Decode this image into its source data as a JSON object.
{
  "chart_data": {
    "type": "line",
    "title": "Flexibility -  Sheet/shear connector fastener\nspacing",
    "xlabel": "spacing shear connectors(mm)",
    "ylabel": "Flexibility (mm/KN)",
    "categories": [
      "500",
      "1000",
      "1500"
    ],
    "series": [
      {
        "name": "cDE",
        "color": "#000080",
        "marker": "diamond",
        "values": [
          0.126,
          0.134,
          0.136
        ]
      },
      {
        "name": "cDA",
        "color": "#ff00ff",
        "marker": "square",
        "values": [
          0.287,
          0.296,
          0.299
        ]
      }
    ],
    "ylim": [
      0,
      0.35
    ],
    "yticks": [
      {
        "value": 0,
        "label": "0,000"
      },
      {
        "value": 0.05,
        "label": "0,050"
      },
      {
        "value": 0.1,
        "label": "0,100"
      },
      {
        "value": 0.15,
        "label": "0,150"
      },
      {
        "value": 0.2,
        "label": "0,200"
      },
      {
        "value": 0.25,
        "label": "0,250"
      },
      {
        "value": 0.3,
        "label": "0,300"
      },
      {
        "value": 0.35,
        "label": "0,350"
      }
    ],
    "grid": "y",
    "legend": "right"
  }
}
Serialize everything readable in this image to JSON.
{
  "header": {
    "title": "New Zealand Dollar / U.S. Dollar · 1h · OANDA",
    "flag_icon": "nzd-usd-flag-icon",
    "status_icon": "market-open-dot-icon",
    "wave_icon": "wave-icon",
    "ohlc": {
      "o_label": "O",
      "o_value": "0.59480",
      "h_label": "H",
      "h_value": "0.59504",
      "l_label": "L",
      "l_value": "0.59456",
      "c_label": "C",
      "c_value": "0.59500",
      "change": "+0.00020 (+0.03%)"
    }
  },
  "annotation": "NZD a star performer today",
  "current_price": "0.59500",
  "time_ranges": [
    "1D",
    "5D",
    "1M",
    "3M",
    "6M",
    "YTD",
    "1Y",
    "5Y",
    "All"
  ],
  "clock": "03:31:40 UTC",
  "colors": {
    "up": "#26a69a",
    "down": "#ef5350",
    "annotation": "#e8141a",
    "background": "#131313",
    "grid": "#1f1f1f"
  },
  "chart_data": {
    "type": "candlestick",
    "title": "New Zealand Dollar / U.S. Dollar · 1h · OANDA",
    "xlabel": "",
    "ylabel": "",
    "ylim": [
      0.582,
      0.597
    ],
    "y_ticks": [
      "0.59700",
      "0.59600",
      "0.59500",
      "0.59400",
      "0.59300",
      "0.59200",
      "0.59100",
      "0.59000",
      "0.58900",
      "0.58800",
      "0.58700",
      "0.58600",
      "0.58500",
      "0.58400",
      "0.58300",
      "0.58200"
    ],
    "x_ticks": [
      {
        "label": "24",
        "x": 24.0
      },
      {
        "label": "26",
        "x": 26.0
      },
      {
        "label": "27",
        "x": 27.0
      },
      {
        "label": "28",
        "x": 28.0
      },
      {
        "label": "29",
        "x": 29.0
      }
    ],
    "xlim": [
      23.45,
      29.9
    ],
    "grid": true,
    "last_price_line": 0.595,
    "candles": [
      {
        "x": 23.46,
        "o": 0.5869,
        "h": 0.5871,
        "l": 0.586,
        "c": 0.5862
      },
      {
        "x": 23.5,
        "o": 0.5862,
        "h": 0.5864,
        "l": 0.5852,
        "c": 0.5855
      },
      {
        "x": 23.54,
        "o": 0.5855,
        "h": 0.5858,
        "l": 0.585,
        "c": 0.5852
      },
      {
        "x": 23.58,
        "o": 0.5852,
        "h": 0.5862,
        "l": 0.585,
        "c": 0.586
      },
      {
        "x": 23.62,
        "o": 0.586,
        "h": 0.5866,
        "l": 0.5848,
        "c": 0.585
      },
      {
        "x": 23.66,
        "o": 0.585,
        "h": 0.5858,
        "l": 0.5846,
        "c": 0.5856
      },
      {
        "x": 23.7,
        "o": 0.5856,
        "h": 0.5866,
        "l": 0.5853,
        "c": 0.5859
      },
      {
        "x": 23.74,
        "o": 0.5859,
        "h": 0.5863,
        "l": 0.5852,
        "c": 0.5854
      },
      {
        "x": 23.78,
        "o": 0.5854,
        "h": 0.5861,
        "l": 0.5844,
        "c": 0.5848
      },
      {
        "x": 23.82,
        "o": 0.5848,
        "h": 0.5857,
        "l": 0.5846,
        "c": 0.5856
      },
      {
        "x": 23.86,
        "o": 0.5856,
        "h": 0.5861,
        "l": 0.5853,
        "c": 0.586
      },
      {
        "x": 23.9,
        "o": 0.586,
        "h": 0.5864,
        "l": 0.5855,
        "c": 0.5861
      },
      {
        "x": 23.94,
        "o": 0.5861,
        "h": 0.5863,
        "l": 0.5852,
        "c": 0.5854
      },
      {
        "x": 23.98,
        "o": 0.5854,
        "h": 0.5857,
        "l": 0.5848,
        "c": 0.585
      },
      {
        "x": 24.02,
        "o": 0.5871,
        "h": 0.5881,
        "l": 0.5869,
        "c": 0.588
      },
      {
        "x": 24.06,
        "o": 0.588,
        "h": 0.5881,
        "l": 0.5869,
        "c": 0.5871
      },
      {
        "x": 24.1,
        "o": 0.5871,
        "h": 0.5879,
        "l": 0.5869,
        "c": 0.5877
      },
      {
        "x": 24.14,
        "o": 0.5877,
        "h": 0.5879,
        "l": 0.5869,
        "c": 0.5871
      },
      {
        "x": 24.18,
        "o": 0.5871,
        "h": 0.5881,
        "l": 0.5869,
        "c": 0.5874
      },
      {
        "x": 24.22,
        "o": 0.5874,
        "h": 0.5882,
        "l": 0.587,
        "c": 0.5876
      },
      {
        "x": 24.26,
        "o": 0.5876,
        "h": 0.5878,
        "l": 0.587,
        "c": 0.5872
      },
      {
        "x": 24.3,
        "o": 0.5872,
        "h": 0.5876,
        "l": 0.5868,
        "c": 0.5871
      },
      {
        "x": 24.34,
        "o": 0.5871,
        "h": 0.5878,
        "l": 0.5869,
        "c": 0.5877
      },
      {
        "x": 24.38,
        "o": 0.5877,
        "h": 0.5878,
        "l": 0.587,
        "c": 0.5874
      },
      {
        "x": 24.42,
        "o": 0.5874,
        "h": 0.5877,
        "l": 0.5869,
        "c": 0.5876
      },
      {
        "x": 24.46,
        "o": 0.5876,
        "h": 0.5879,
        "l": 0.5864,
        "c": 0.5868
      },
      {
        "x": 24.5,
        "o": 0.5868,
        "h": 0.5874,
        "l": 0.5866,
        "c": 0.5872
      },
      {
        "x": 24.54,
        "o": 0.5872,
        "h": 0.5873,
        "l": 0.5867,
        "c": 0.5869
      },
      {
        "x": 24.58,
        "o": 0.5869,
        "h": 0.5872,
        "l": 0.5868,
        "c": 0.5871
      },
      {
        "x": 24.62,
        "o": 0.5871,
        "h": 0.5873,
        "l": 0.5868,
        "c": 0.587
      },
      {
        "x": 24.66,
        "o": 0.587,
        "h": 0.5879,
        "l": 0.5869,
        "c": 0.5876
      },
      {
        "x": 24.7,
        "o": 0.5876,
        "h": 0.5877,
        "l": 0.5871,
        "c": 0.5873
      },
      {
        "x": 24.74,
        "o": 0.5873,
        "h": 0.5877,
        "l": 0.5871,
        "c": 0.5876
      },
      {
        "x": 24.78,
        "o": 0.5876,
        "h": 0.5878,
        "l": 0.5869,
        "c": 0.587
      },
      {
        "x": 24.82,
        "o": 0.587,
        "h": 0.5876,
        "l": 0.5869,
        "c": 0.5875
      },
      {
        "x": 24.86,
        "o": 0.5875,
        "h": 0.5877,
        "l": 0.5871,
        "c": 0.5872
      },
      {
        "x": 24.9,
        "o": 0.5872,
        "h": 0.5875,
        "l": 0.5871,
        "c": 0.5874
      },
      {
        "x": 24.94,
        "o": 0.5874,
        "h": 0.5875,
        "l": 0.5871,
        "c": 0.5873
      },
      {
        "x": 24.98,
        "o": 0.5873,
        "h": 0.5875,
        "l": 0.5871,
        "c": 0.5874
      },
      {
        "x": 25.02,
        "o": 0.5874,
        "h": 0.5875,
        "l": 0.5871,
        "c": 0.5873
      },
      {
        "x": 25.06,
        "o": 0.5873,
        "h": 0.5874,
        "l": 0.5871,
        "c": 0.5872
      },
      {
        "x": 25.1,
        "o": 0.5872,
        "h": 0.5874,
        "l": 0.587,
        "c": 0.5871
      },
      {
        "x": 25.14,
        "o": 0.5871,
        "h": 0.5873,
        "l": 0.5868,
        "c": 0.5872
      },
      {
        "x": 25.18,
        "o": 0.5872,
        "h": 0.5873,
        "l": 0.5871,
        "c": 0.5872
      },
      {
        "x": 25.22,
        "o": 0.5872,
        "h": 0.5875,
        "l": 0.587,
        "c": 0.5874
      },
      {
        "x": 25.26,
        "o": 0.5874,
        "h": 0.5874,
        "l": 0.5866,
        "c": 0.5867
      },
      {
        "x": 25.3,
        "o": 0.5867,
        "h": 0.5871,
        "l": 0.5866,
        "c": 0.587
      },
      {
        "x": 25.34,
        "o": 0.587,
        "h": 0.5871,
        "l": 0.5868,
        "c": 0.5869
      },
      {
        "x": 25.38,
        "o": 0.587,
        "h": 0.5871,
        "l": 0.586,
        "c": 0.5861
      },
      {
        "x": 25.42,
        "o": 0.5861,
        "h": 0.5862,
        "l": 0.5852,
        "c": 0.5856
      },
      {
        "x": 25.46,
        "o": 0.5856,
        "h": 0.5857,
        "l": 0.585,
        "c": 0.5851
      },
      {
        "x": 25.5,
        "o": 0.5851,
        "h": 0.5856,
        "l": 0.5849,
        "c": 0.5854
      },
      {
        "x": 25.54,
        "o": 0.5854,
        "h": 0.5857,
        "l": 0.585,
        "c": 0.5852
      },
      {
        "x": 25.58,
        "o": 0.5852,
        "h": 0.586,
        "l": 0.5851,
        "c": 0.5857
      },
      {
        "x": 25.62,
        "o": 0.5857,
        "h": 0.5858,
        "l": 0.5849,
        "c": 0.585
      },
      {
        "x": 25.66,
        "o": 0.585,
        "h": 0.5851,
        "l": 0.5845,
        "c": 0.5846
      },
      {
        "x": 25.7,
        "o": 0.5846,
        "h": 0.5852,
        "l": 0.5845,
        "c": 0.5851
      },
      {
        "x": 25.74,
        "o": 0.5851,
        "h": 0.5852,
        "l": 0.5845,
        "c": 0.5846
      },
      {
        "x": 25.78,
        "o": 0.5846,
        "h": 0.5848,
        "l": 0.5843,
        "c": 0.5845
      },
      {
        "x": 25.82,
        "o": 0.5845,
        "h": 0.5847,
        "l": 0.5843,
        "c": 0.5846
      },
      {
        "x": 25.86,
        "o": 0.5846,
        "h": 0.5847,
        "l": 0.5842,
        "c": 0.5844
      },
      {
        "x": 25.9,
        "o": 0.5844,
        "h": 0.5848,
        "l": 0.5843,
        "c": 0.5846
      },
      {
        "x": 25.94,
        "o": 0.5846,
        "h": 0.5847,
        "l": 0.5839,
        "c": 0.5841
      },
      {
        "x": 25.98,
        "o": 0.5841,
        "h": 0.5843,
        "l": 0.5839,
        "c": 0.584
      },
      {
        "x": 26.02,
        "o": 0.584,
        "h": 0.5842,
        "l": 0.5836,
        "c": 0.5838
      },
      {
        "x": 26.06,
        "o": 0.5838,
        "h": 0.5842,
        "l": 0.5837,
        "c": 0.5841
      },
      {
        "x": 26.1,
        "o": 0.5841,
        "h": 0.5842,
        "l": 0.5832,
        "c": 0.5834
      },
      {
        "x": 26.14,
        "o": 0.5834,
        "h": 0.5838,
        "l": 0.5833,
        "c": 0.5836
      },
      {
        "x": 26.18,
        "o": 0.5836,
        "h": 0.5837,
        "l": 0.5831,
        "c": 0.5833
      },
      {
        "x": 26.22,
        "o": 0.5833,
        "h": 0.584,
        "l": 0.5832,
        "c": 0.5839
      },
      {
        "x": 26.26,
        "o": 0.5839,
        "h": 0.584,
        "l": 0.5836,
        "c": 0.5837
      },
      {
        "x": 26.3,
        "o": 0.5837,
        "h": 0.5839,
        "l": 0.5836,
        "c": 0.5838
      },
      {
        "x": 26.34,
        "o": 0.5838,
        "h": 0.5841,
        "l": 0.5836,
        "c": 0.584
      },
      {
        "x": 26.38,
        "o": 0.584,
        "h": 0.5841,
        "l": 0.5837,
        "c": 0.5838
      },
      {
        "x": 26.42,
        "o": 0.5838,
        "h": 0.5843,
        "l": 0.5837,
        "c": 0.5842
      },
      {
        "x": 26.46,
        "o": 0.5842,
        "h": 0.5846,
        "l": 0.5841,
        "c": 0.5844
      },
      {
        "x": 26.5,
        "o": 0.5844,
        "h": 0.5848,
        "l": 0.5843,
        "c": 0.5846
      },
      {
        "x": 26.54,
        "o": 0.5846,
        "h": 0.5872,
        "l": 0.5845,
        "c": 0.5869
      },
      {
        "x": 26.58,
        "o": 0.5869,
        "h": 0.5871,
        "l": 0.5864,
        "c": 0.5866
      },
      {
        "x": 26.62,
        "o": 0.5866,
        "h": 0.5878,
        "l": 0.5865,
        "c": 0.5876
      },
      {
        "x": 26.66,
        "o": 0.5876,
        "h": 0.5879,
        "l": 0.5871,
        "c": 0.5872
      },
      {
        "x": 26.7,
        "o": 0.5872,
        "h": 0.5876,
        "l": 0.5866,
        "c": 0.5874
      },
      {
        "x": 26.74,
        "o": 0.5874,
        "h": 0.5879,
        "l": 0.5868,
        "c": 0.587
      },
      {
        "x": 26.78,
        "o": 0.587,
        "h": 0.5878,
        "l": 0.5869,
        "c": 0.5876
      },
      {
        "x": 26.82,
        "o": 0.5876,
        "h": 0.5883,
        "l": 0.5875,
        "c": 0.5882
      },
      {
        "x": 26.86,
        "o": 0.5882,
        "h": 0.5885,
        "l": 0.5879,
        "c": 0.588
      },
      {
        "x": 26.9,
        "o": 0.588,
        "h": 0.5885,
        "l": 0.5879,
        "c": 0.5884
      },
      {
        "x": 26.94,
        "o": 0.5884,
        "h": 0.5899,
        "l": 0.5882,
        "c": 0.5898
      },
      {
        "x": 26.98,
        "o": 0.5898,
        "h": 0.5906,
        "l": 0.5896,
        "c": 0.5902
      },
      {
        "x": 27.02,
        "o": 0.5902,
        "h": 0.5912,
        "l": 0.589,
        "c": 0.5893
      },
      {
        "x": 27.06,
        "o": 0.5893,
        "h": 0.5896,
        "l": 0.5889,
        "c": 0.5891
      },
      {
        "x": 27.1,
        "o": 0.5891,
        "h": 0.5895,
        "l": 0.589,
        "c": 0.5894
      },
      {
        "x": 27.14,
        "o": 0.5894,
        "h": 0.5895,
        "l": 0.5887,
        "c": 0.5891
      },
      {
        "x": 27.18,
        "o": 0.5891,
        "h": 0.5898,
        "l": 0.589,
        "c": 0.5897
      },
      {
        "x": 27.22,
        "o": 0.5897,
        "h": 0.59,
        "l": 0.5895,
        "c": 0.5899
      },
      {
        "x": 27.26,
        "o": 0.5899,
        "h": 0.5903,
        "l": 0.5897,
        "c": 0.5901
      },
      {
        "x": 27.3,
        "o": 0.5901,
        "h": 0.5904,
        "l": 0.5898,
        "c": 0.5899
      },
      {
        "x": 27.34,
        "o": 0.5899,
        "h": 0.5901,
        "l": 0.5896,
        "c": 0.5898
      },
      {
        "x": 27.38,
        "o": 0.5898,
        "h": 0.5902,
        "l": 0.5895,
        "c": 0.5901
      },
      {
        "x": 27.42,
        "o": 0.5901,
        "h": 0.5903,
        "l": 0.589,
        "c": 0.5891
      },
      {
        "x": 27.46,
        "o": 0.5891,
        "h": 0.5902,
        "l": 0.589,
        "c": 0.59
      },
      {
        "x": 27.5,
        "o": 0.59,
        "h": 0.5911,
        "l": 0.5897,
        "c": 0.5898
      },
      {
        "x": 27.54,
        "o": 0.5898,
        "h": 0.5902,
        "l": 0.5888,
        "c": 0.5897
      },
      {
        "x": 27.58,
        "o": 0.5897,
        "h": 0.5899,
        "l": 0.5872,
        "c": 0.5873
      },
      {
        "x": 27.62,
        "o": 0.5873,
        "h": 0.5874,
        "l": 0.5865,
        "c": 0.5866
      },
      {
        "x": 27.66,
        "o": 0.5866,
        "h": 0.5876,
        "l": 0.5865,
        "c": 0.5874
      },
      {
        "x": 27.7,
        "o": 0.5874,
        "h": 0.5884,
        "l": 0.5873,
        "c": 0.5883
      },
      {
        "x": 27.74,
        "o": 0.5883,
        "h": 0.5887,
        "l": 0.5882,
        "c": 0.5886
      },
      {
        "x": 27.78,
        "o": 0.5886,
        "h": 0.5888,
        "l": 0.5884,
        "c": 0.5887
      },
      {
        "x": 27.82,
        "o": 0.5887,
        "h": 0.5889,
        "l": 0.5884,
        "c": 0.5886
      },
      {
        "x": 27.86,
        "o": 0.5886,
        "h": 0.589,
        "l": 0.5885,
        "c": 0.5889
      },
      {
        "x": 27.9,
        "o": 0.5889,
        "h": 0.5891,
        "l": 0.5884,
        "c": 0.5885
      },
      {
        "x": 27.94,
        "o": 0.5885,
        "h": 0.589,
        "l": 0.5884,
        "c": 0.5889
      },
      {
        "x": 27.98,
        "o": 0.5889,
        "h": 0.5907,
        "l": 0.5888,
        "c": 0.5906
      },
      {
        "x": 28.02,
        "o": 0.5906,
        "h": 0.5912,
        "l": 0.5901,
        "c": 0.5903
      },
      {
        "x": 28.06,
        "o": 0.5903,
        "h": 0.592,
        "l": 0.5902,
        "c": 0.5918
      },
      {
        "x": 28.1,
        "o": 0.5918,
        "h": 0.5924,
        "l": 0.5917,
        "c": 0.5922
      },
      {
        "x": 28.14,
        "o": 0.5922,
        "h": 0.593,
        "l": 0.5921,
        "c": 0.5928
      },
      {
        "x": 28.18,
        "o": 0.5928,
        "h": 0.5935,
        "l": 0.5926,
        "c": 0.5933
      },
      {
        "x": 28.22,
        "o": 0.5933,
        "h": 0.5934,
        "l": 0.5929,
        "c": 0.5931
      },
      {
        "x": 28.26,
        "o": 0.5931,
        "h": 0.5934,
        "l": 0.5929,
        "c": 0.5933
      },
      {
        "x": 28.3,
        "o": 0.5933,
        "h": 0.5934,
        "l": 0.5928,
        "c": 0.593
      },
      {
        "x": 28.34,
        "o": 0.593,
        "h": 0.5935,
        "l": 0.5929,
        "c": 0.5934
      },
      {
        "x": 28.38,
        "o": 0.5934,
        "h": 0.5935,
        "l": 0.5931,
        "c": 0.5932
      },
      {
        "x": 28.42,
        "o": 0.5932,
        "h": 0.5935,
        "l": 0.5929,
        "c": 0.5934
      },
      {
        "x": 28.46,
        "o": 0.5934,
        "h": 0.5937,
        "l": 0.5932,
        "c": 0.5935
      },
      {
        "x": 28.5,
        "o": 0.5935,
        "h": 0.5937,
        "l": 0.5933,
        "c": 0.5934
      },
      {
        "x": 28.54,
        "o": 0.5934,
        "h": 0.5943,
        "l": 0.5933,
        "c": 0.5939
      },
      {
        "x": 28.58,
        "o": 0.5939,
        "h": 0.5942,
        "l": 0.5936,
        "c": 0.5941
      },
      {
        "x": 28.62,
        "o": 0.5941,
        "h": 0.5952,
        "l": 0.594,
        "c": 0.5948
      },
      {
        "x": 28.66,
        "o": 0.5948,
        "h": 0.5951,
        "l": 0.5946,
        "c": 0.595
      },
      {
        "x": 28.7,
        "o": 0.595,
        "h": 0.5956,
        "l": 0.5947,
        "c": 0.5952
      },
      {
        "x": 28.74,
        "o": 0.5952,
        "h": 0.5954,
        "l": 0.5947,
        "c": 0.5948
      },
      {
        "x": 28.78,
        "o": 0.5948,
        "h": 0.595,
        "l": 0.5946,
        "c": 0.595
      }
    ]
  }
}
********************
→ Stated goal:
Pull out each line of the listing that holds the string "shear".

→ Solved problem:
    "title": "Flexibility -  Sheet/shear connector fastener\nspacing",
    "xlabel": "spacing shear connectors(mm)",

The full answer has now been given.